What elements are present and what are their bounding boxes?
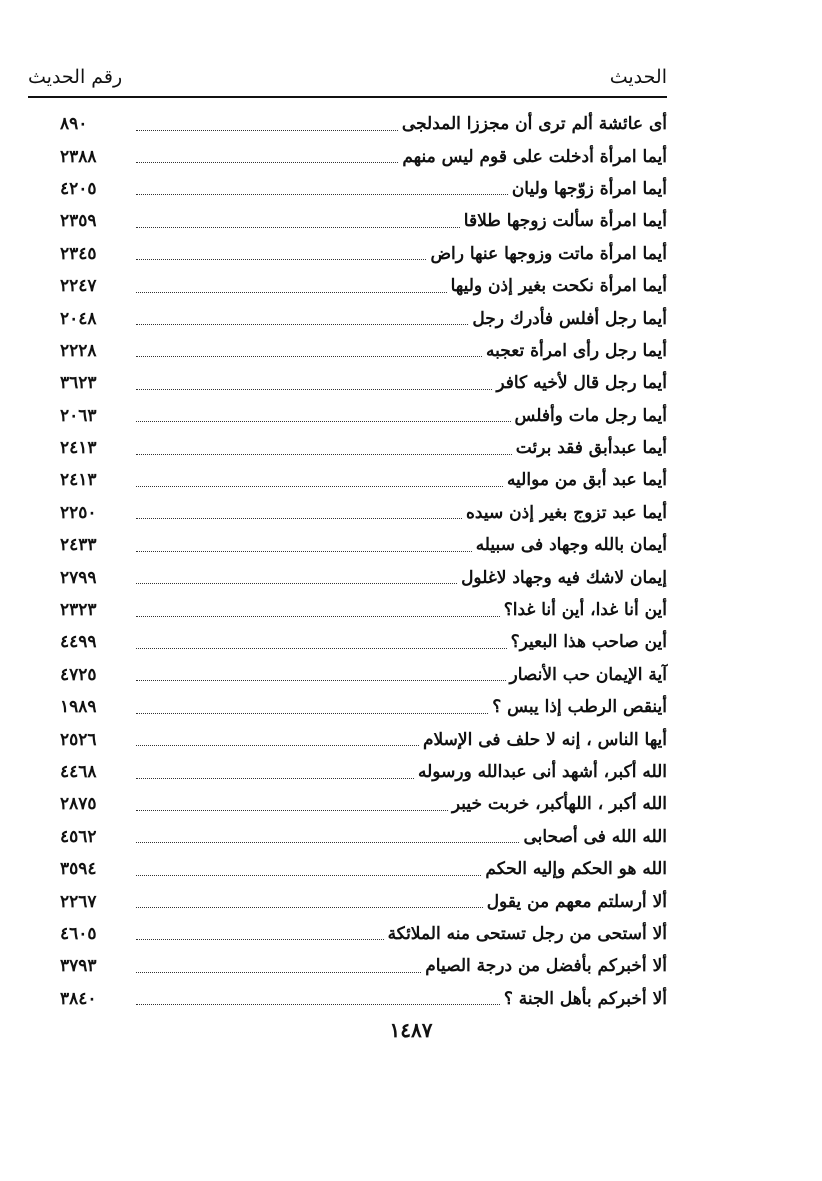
dot-leader <box>136 972 421 973</box>
entry-hadith-text: أيما رجل أفلس فأدرك رجل <box>472 308 667 329</box>
header-hadith-label: الحديث <box>609 66 667 88</box>
index-entry <box>60 853 667 885</box>
dot-leader <box>136 356 482 357</box>
index-entry <box>60 205 667 237</box>
index-entry <box>60 950 667 982</box>
entry-hadith-number: ٤٥٦٢ <box>60 826 97 847</box>
index-entry <box>60 594 667 626</box>
entry-hadith-number: ٢٠٦٣ <box>60 405 97 426</box>
index-entry <box>60 464 667 496</box>
entry-hadith-number: ٣٨٤٠ <box>60 988 97 1009</box>
dot-leader <box>136 486 503 487</box>
header-hadith-number-label: رقم الحديث <box>28 66 123 88</box>
entry-hadith-text: ألا أرسلتم معهم من يقول <box>486 891 667 912</box>
entry-hadith-text: أين صاحب هذا البعير؟ <box>510 632 667 653</box>
entry-hadith-number: ٢٢٥٠ <box>60 502 97 523</box>
index-entry <box>60 270 667 302</box>
entry-hadith-text: أينقص الرطب إذا يبس ؟ <box>492 697 667 718</box>
entry-hadith-number: ٢٣٨٨ <box>60 146 97 167</box>
index-entry <box>60 788 667 820</box>
entry-hadith-text: أيما امرأة ماتت وزوجها عنها راض <box>430 243 667 264</box>
entry-hadith-number: ٢٨٧٥ <box>60 794 97 815</box>
dot-leader <box>136 778 414 779</box>
entry-hadith-number: ٤٤٦٨ <box>60 762 97 782</box>
dot-leader <box>136 518 462 519</box>
entry-hadith-text: أين أنا غدا، أين أنا غدا؟ <box>503 600 667 621</box>
index-entry <box>60 173 667 205</box>
index-entry <box>60 400 667 432</box>
dot-leader <box>136 130 398 131</box>
entry-hadith-number: ٢٢٢٨ <box>60 340 97 361</box>
index-entry <box>60 302 667 334</box>
dot-leader <box>136 648 507 649</box>
dot-leader <box>136 551 472 552</box>
entry-hadith-text: أيما امرأة سألت زوجها طلاقا <box>463 211 667 232</box>
page-header <box>28 62 667 98</box>
index-entry <box>60 561 667 593</box>
entry-hadith-text: أيما رجل قال لأخيه كافر <box>496 373 667 394</box>
dot-leader <box>136 810 448 811</box>
index-entry <box>60 983 667 1015</box>
dot-leader <box>136 194 508 195</box>
dot-leader <box>136 907 483 908</box>
entry-hadith-number: ٤٤٩٩ <box>60 632 97 653</box>
dot-leader <box>136 162 398 163</box>
index-entry <box>60 885 667 917</box>
entry-hadith-number: ٢٣٤٥ <box>60 243 97 264</box>
index-entry <box>60 335 667 367</box>
index-entry <box>60 108 667 140</box>
dot-leader <box>136 227 460 228</box>
entry-hadith-number: ٤٧٢٥ <box>60 664 97 685</box>
index-entry <box>60 918 667 950</box>
index-entry <box>60 756 667 788</box>
entry-hadith-text: إيمان لاشك فيه وجهاد لاغلول <box>461 567 667 588</box>
index-entry <box>60 140 667 172</box>
page-number: ١٤٨٧ <box>389 1018 433 1042</box>
dot-leader <box>136 454 512 455</box>
entry-hadith-text: آية الإيمان حب الأنصار <box>509 664 667 685</box>
entry-hadith-text: الله هو الحكم وإليه الحكم <box>485 859 667 880</box>
entry-hadith-text: أى عائشة ألم ترى أن مجززا المدلجى <box>401 114 667 135</box>
hadith-index-list <box>60 108 667 1015</box>
dot-leader <box>136 939 384 940</box>
entry-hadith-text: أيما عبد تزوج بغير إذن سيده <box>466 502 667 523</box>
entry-hadith-text: أيما امرأة زوّجها وليان <box>511 178 667 199</box>
index-entry <box>60 723 667 755</box>
entry-hadith-number: ٢٥٢٦ <box>60 729 97 750</box>
index-entry <box>60 367 667 399</box>
index-entry <box>60 432 667 464</box>
entry-hadith-number: ٤٦٠٥ <box>60 923 97 944</box>
entry-hadith-number: ٨٩٠ <box>60 114 88 135</box>
dot-leader <box>136 324 468 325</box>
index-entry <box>60 238 667 270</box>
entry-hadith-text: ألا أخبركم بأفضل من درجة الصيام <box>425 956 667 977</box>
entry-hadith-text: الله الله فى أصحابى <box>523 826 667 847</box>
entry-hadith-number: ٣٦٢٣ <box>60 373 97 394</box>
dot-leader <box>136 616 500 617</box>
entry-hadith-text: ألا أخبركم بأهل الجنة ؟ <box>503 988 667 1009</box>
dot-leader <box>136 292 447 293</box>
entry-hadith-number: ١٩٨٩ <box>60 697 97 718</box>
dot-leader <box>136 389 492 390</box>
index-entry <box>60 626 667 658</box>
entry-hadith-number: ٣٧٩٣ <box>60 956 97 977</box>
index-entry <box>60 691 667 723</box>
index-entry <box>60 497 667 529</box>
entry-hadith-text: أيما عبدأبق فقد برئت <box>515 438 667 459</box>
dot-leader <box>136 745 419 746</box>
entry-hadith-number: ٢٠٤٨ <box>60 308 97 329</box>
entry-hadith-number: ٢٢٤٧ <box>60 276 97 297</box>
entry-hadith-number: ٢٣٥٩ <box>60 211 97 232</box>
dot-leader <box>136 842 519 843</box>
dot-leader <box>136 713 488 714</box>
dot-leader <box>136 583 457 584</box>
entry-hadith-text: الله أكبر، أشهد أنى عبدالله ورسوله <box>418 762 667 782</box>
entry-hadith-text: أيما رجل رأى امرأة تعجبه <box>486 340 667 361</box>
entry-hadith-number: ٢٤٣٣ <box>60 535 97 556</box>
entry-hadith-number: ٢٤١٣ <box>60 470 97 491</box>
entry-hadith-number: ٢٧٩٩ <box>60 567 97 588</box>
dot-leader <box>136 259 426 260</box>
entry-hadith-text: الله أكبر ، اللهأكبر، خربت خيبر <box>451 794 667 815</box>
dot-leader <box>136 875 481 876</box>
dot-leader <box>136 1004 500 1005</box>
entry-hadith-number: ٢٣٢٣ <box>60 600 97 621</box>
index-entry <box>60 821 667 853</box>
entry-hadith-text: ألا أستحى من رجل تستحى منه الملائكة <box>387 923 667 944</box>
entry-hadith-number: ٢٤١٣ <box>60 438 97 459</box>
entry-hadith-text: أيما امرأة نكحت بغير إذن وليها <box>450 276 667 297</box>
entry-hadith-text: أيما عبد أبق من مواليه <box>506 470 667 491</box>
entry-hadith-number: ٣٥٩٤ <box>60 859 97 880</box>
dot-leader <box>136 421 511 422</box>
entry-hadith-text: أيها الناس ، إنه لا حلف فى الإسلام <box>423 729 667 750</box>
dot-leader <box>136 680 506 681</box>
index-entry <box>60 529 667 561</box>
entry-hadith-text: أيما امرأة أدخلت على قوم ليس منهم <box>402 146 667 167</box>
entry-hadith-number: ٢٢٦٧ <box>60 891 97 912</box>
entry-hadith-text: أيما رجل مات وأفلس <box>514 405 667 426</box>
entry-hadith-number: ٤٢٠٥ <box>60 178 97 199</box>
entry-hadith-text: أيمان بالله وجهاد فى سبيله <box>475 535 667 556</box>
index-entry <box>60 659 667 691</box>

Task brief. Pull out each line of the items above that contains the string "امرأة", treating uppercase and lowercase as different.

Task solution.
entry-hadith-text: أيما امرأة ماتت وزوجها عنها راض <box>430 243 667 264</box>
entry-hadith-text: أيما امرأة سألت زوجها طلاقا <box>463 211 667 232</box>
entry-hadith-text: أيما امرأة زوّجها وليان <box>511 178 667 199</box>
entry-hadith-text: أيما رجل رأى امرأة تعجبه <box>486 340 667 361</box>
entry-hadith-text: أيما امرأة نكحت بغير إذن وليها <box>450 276 667 297</box>
entry-hadith-text: أيما امرأة أدخلت على قوم ليس منهم <box>402 146 667 167</box>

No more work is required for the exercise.